# START OF Input records
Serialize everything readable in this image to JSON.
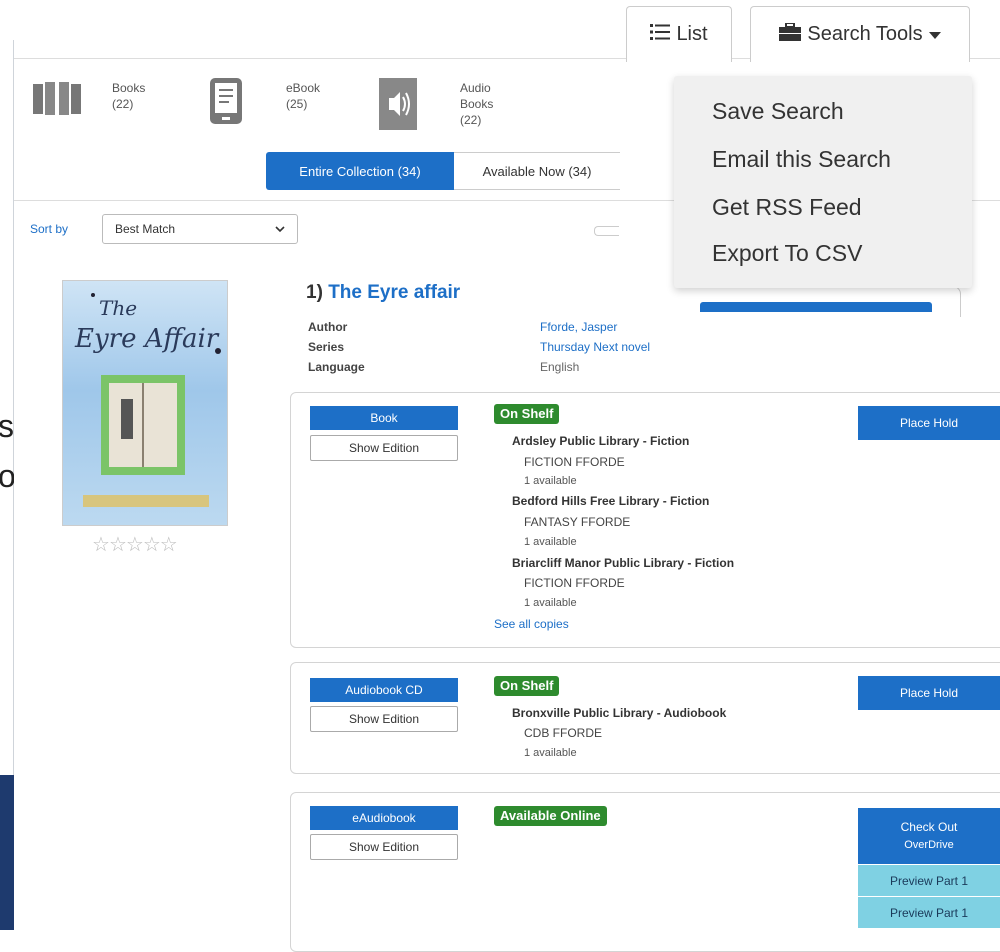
{
  "toolbar": {
    "list_label": "List",
    "search_tools_label": "Search Tools"
  },
  "formats": [
    {
      "label": "Books",
      "count": "(22)",
      "icon": "open-book-icon"
    },
    {
      "label": "eBook",
      "count": "(25)",
      "icon": "ereader-icon"
    },
    {
      "label": "Audio",
      "label2": "Books",
      "count": "(22)",
      "icon": "speaker-icon"
    }
  ],
  "tabs": [
    {
      "label": "Entire Collection (34)",
      "active": true
    },
    {
      "label": "Available Now (34)",
      "active": false
    }
  ],
  "sort": {
    "label": "Sort by",
    "selected": "Best Match"
  },
  "dropdown": {
    "items": [
      "Save Search",
      "Email this Search",
      "Get RSS Feed",
      "Export To CSV"
    ]
  },
  "background_text": {
    "line1": "s",
    "line2": "o"
  },
  "record": {
    "number": "1)",
    "title": "The Eyre affair",
    "meta": [
      {
        "label": "Author",
        "value": "Fforde, Jasper",
        "link": true
      },
      {
        "label": "Series",
        "value": "Thursday Next novel",
        "link": true
      },
      {
        "label": "Language",
        "value": "English",
        "link": false
      }
    ],
    "rating_stars": 5,
    "rating_value": 0
  },
  "holdings": [
    {
      "format": "Book",
      "edition": "Show Edition",
      "status": "On Shelf",
      "action": "Place Hold",
      "locations": [
        {
          "name": "Ardsley Public Library - Fiction",
          "call": "FICTION FFORDE",
          "avail": "1 available"
        },
        {
          "name": "Bedford Hills Free Library - Fiction",
          "call": "FANTASY FFORDE",
          "avail": "1 available"
        },
        {
          "name": "Briarcliff Manor Public Library - Fiction",
          "call": "FICTION FFORDE",
          "avail": "1 available"
        }
      ],
      "see_all": "See all copies"
    },
    {
      "format": "Audiobook CD",
      "edition": "Show Edition",
      "status": "On Shelf",
      "action": "Place Hold",
      "locations": [
        {
          "name": "Bronxville Public Library - Audiobook",
          "call": "CDB FFORDE",
          "avail": "1 available"
        }
      ]
    },
    {
      "format": "eAudiobook",
      "edition": "Show Edition",
      "status": "Available Online",
      "action": "Check Out",
      "action2": "OverDrive",
      "previews": [
        "Preview Part 1",
        "Preview Part 1"
      ]
    }
  ],
  "colors": {
    "accent": "#1d6fc7",
    "status_green": "#2e8b2e",
    "preview_cyan": "#7fd1e3",
    "dark_panel": "#1e3a6e"
  }
}
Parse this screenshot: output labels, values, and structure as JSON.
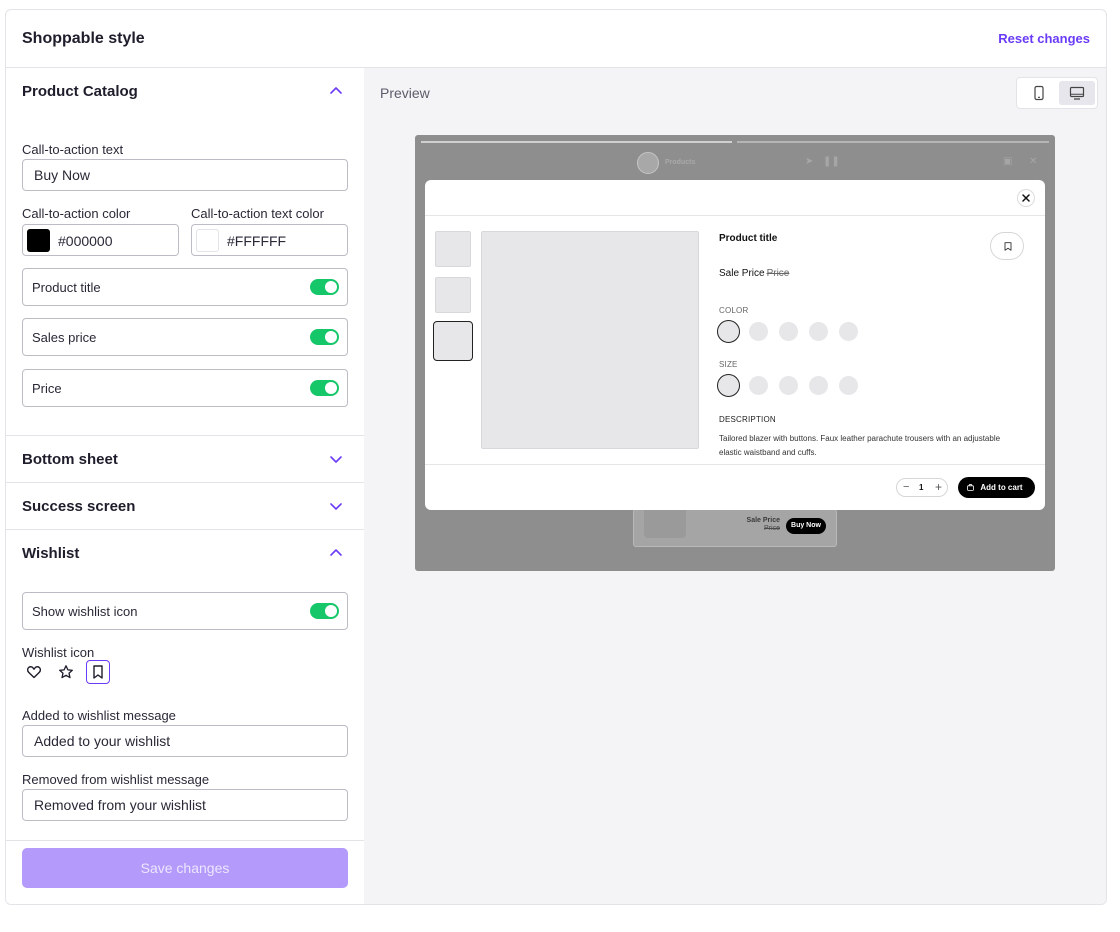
{
  "header": {
    "title": "Shoppable style",
    "reset_label": "Reset changes"
  },
  "sections": {
    "product_catalog": {
      "title": "Product Catalog",
      "expanded": true,
      "cta_text_label": "Call-to-action text",
      "cta_text_value": "Buy Now",
      "cta_color_label": "Call-to-action color",
      "cta_color_value": "#000000",
      "cta_text_color_label": "Call-to-action text color",
      "cta_text_color_value": "#FFFFFF",
      "toggles": [
        {
          "label": "Product title",
          "on": true
        },
        {
          "label": "Sales price",
          "on": true
        },
        {
          "label": "Price",
          "on": true
        }
      ]
    },
    "bottom_sheet": {
      "title": "Bottom sheet",
      "expanded": false
    },
    "success_screen": {
      "title": "Success screen",
      "expanded": false
    },
    "wishlist": {
      "title": "Wishlist",
      "expanded": true,
      "show_icon_label": "Show wishlist icon",
      "show_icon_on": true,
      "icon_label": "Wishlist icon",
      "icon_options": [
        "heart-icon",
        "star-icon",
        "bookmark-icon"
      ],
      "selected_icon": "bookmark-icon",
      "added_label": "Added to wishlist message",
      "added_value": "Added to your wishlist",
      "removed_label": "Removed from wishlist message",
      "removed_value": "Removed from your wishlist"
    }
  },
  "save_label": "Save changes",
  "preview": {
    "label": "Preview",
    "devices": [
      "mobile-icon",
      "desktop-icon"
    ],
    "active_device": "desktop-icon",
    "underlay": {
      "products_label": "Products",
      "sale_price": "Sale Price",
      "price": "Price",
      "buy_label": "Buy Now"
    },
    "modal": {
      "product_title": "Product title",
      "sale_price": "Sale Price",
      "price": "Price",
      "color_label": "COLOR",
      "size_label": "SIZE",
      "description_label": "DESCRIPTION",
      "description": "Tailored blazer with buttons. Faux leather parachute trousers with an adjustable elastic waistband and cuffs.",
      "quantity": "1",
      "add_to_cart": "Add to cart"
    }
  },
  "colors": {
    "accent": "#6b3cf6",
    "toggle_on": "#16c76a",
    "save_disabled": "#b49afa"
  }
}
# END OF Input records
§ Instructions for the task: Transcribe the records above exactly, leaving out every picture.

§ The result:
Serialize everything readable in this image to JSON.
{
  "toolbar": {
    "list_label": "List",
    "search_tools_label": "Search Tools"
  },
  "formats": [
    {
      "label": "Books",
      "count": "(22)",
      "icon": "open-book-icon"
    },
    {
      "label": "eBook",
      "count": "(25)",
      "icon": "ereader-icon"
    },
    {
      "label": "Audio",
      "label2": "Books",
      "count": "(22)",
      "icon": "speaker-icon"
    }
  ],
  "tabs": [
    {
      "label": "Entire Collection (34)",
      "active": true
    },
    {
      "label": "Available Now (34)",
      "active": false
    }
  ],
  "sort": {
    "label": "Sort by",
    "selected": "Best Match"
  },
  "dropdown": {
    "items": [
      "Save Search",
      "Email this Search",
      "Get RSS Feed",
      "Export To CSV"
    ]
  },
  "background_text": {
    "line1": "s",
    "line2": "o"
  },
  "record": {
    "number": "1)",
    "title": "The Eyre affair",
    "meta": [
      {
        "label": "Author",
        "value": "Fforde, Jasper",
        "link": true
      },
      {
        "label": "Series",
        "value": "Thursday Next novel",
        "link": true
      },
      {
        "label": "Language",
        "value": "English",
        "link": false
      }
    ],
    "rating_stars": 5,
    "rating_value": 0
  },
  "holdings": [
    {
      "format": "Book",
      "edition": "Show Edition",
      "status": "On Shelf",
      "action": "Place Hold",
      "locations": [
        {
          "name": "Ardsley Public Library - Fiction",
          "call": "FICTION FFORDE",
          "avail": "1 available"
        },
        {
          "name": "Bedford Hills Free Library - Fiction",
          "call": "FANTASY FFORDE",
          "avail": "1 available"
        },
        {
          "name": "Briarcliff Manor Public Library - Fiction",
          "call": "FICTION FFORDE",
          "avail": "1 available"
        }
      ],
      "see_all": "See all copies"
    },
    {
      "format": "Audiobook CD",
      "edition": "Show Edition",
      "status": "On Shelf",
      "action": "Place Hold",
      "locations": [
        {
          "name": "Bronxville Public Library - Audiobook",
          "call": "CDB FFORDE",
          "avail": "1 available"
        }
      ]
    },
    {
      "format": "eAudiobook",
      "edition": "Show Edition",
      "status": "Available Online",
      "action": "Check Out",
      "action2": "OverDrive",
      "previews": [
        "Preview Part 1",
        "Preview Part 1"
      ]
    }
  ],
  "colors": {
    "accent": "#1d6fc7",
    "status_green": "#2e8b2e",
    "preview_cyan": "#7fd1e3",
    "dark_panel": "#1e3a6e"
  }
}
Parse this screenshot: output labels, values, and structure as JSON.
{
  "header": {
    "title": "Shoppable style",
    "reset_label": "Reset changes"
  },
  "sections": {
    "product_catalog": {
      "title": "Product Catalog",
      "expanded": true,
      "cta_text_label": "Call-to-action text",
      "cta_text_value": "Buy Now",
      "cta_color_label": "Call-to-action color",
      "cta_color_value": "#000000",
      "cta_text_color_label": "Call-to-action text color",
      "cta_text_color_value": "#FFFFFF",
      "toggles": [
        {
          "label": "Product title",
          "on": true
        },
        {
          "label": "Sales price",
          "on": true
        },
        {
          "label": "Price",
          "on": true
        }
      ]
    },
    "bottom_sheet": {
      "title": "Bottom sheet",
      "expanded": false
    },
    "success_screen": {
      "title": "Success screen",
      "expanded": false
    },
    "wishlist": {
      "title": "Wishlist",
      "expanded": true,
      "show_icon_label": "Show wishlist icon",
      "show_icon_on": true,
      "icon_label": "Wishlist icon",
      "icon_options": [
        "heart-icon",
        "star-icon",
        "bookmark-icon"
      ],
      "selected_icon": "bookmark-icon",
      "added_label": "Added to wishlist message",
      "added_value": "Added to your wishlist",
      "removed_label": "Removed from wishlist message",
      "removed_value": "Removed from your wishlist"
    }
  },
  "save_label": "Save changes",
  "preview": {
    "label": "Preview",
    "devices": [
      "mobile-icon",
      "desktop-icon"
    ],
    "active_device": "desktop-icon",
    "underlay": {
      "products_label": "Products",
      "sale_price": "Sale Price",
      "price": "Price",
      "buy_label": "Buy Now"
    },
    "modal": {
      "product_title": "Product title",
      "sale_price": "Sale Price",
      "price": "Price",
      "color_label": "COLOR",
      "size_label": "SIZE",
      "description_label": "DESCRIPTION",
      "description": "Tailored blazer with buttons. Faux leather parachute trousers with an adjustable elastic waistband and cuffs.",
      "quantity": "1",
      "add_to_cart": "Add to cart"
    }
  },
  "colors": {
    "accent": "#6b3cf6",
    "toggle_on": "#16c76a",
    "save_disabled": "#b49afa"
  }
}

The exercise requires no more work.